- _Task goal_
List all the lines in these records that hold "frac".

* start Extracted material *

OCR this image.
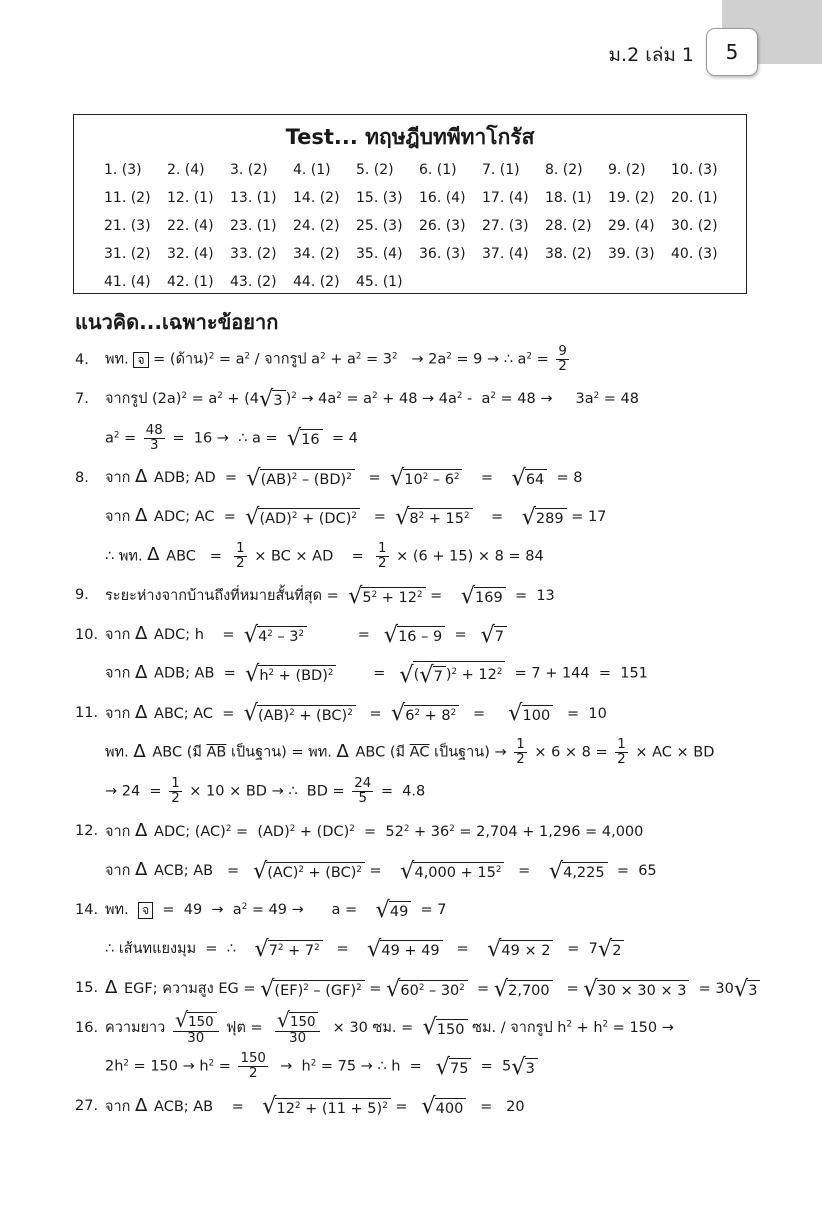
ม.2 เล่ม 1	5
Test... ทฤษฎีบทพีทาโกรัส
1. (3)	2. (4)	3. (2)	4. (1)	5. (2)	6. (1)	7. (1)	8. (2)	9. (2)	10. (3)
11. (2)	12. (1)	13. (1)	14. (2)	15. (3)	16. (4)	17. (4)	18. (1)	19. (2)	20. (1)
21. (3)	22. (4)	23. (1)	24. (2)	25. (3)	26. (3)	27. (3)	28. (2)	29. (4)	30. (2)
31. (2)	32. (4)	33. (2)	34. (2)	35. (4)	36. (3)	37. (4)	38. (2)	39. (3)	40. (3)
41. (4)	42. (1)	43. (2)	44. (2)	45. (1)
แนวคิด...เฉพาะข้อยาก
4.	พท. จ = (ด้าน)$^2 = a^2$ / จากรูป $a^2 + a^2 = 3^2 \to 2a^2 = 9$ → ∴ $a^2 = \frac{9}{2}$
7.	จากรูป $(2a)^2 = a^2 + (4$ √ 3 )$^2 \to 4a^2 = a^2 + 48 \to 4a^2 - a^2 = 48$ →     $3a^2 = 48$
$a^2 = \frac{48}{3} = 16$ →  ∴ a = √ 16 = 4
8.	จาก Δ ADB; AD  = √ (AB)$^2$ – (BD)$^2$ = √ $10^2 - 6^2$ = √ 64 = 8
จาก Δ ADC; AC  = √ (AD)$^2$ + (DC)$^2$ = √ $8^2 + 15^2$ = √ 289 = 17
∴ พท. Δ ABC   = $\frac{1}{2}$ × BC × AD    = $\frac{1}{2} \times (6 + 15) \times 8 = 84$
9.	ระยะห่างจากบ้านถึงที่หมายสั้นที่สุด = √ $5^2 + 12^2$ = √ 169 =  13
10. จาก Δ ADC; h    = √ $4^2 - 3^2$ = √ 16 – 9 = √ 7
จาก Δ ADB; AB  = √ $h^2 + (BD)^2$ = √ ( √ 7 )$^2 + 12^2 = 7 + 144 = 151$
11. จาก Δ ABC; AC  = √ (AB)$^2$ + (BC)$^2$ = √ $6^2 + 8^2$ = √ 100 =  10
พท. Δ ABC (มี $\overline{AB}$ เป็นฐาน) = พท. Δ ABC (มี $\overline{AC}$ เป็นฐาน) → $\frac{1}{2} \times 6 \times 8 = \frac{1}{2}$ × AC × BD
→ $24 = \frac{1}{2} \times 10$ × BD → ∴  BD = $\frac{24}{5} = 4.8$
12. จาก Δ ADC; $(AC)^2 = (AD)^2 + (DC)^2 = 52^2 + 36^2 = 2,704 + 1,296 = 4,000$
จาก Δ ACB; AB   = √ (AC)$^2$ + (BC)$^2$ = √ $4,000 + 15^2$ = √ 4,225 =  65
14. พท.  จ  =  $49 \to a^2 = 49$ →      a = √ 49 = 7
∴ เส้นทแยงมุม  =  ∴ √ $7^2 + 7^2$ = √ 49 + 49 = √ 49 × 2 =  7 √ 2
15. Δ EGF; ความสูง EG = √ (EF)$^2$ – (GF)$^2$ = √ $60^2 - 30^2$ = √ 2,700 = √ 30 × 30 × 3 = 30 √ 3
16. ความยาว $\frac{√ 150}{30}$ ฟุต = $\frac{√ 150}{30} \times 30$ ซม. = √ 150 ซม. / จากรูป $h^2 + h^2 = 150$ →
$2h^2 = 150 \to h^2 = \frac{150}{2} \to h^2 = 75$ → ∴ h  = √ 75 =  5 √ 3
27. จาก Δ ACB; AB    = √ $12^2 + (11 + 5)^2$ = √ 400 =   20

* end Extracted material *

- _Result for this task_
4.	พท. จ = (ด้าน)$^2 = a^2$ / จากรูป $a^2 + a^2 = 3^2 \to 2a^2 = 9$ → ∴ $a^2 = \frac{9}{2}$
$a^2 = \frac{48}{3} = 16$ →  ∴ a = √ 16 = 4
∴ พท. Δ ABC   = $\frac{1}{2}$ × BC × AD    = $\frac{1}{2} \times (6 + 15) \times 8 = 84$
พท. Δ ABC (มี $\overline{AB}$ เป็นฐาน) = พท. Δ ABC (มี $\overline{AC}$ เป็นฐาน) → $\frac{1}{2} \times 6 \times 8 = \frac{1}{2}$ × AC × BD
→ $24 = \frac{1}{2} \times 10$ × BD → ∴  BD = $\frac{24}{5} = 4.8$
16. ความยาว $\frac{√ 150}{30}$ ฟุต = $\frac{√ 150}{30} \times 30$ ซม. = √ 150 ซม. / จากรูป $h^2 + h^2 = 150$ →
$2h^2 = 150 \to h^2 = \frac{150}{2} \to h^2 = 75$ → ∴ h  = √ 75 =  5 √ 3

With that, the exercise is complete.